— Begin —

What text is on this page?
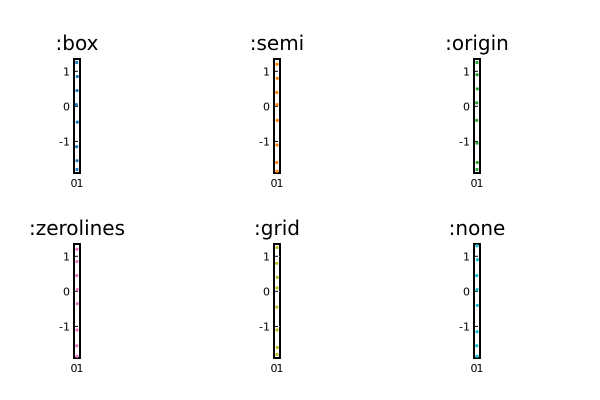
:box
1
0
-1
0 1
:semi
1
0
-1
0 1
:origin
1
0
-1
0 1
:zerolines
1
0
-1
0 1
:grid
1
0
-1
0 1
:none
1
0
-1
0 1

— End —
— Begin —

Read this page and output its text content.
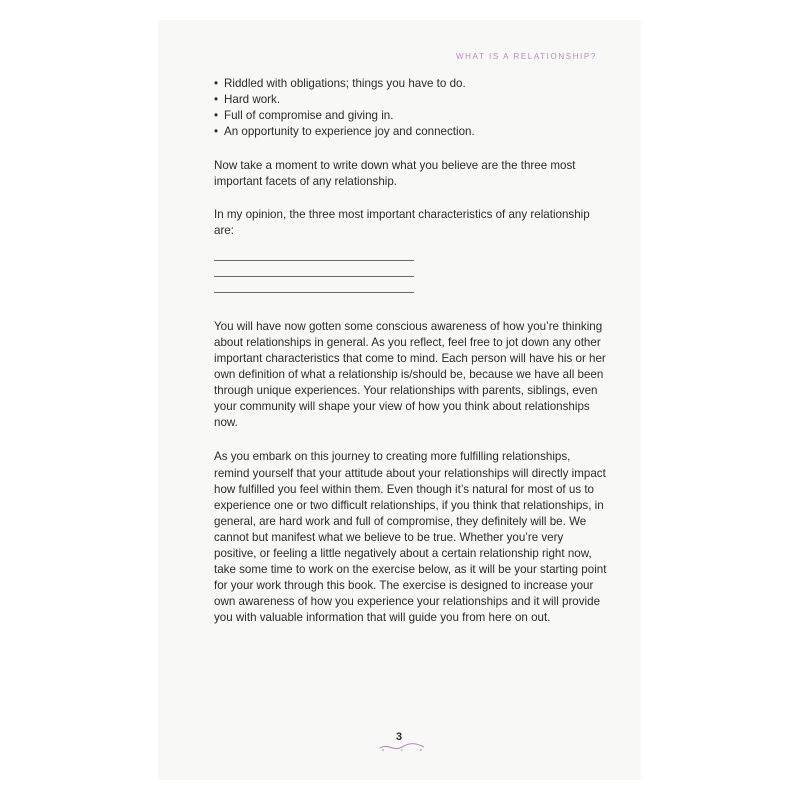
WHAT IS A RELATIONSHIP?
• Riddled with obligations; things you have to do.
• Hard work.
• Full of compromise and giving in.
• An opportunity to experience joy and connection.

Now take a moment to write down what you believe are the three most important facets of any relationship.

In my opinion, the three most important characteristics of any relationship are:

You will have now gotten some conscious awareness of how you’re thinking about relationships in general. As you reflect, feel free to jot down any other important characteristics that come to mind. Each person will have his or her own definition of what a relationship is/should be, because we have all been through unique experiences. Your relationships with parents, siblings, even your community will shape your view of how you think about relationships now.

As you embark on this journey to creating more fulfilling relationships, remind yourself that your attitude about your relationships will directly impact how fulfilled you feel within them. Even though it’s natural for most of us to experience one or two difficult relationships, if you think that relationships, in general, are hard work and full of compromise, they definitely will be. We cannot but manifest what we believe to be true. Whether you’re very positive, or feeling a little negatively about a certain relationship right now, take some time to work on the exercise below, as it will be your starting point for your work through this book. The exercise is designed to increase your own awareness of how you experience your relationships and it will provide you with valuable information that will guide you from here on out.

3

— End —

OBJECTIVE
Search the preceding listing for "work" and extract every line where it is found.

TASK RESPONSE
• Hard work.
As you embark on this journey to creating more fulfilling relationships, remind yourself that your attitude about your relationships will directly impact how fulfilled you feel within them. Even though it’s natural for most of us to experience one or two difficult relationships, if you think that relationships, in general, are hard work and full of compromise, they definitely will be. We cannot but manifest what we believe to be true. Whether you’re very positive, or feeling a little negatively about a certain relationship right now, take some time to work on the exercise below, as it will be your starting point for your work through this book. The exercise is designed to increase your own awareness of how you experience your relationships and it will provide you with valuable information that will guide you from here on out.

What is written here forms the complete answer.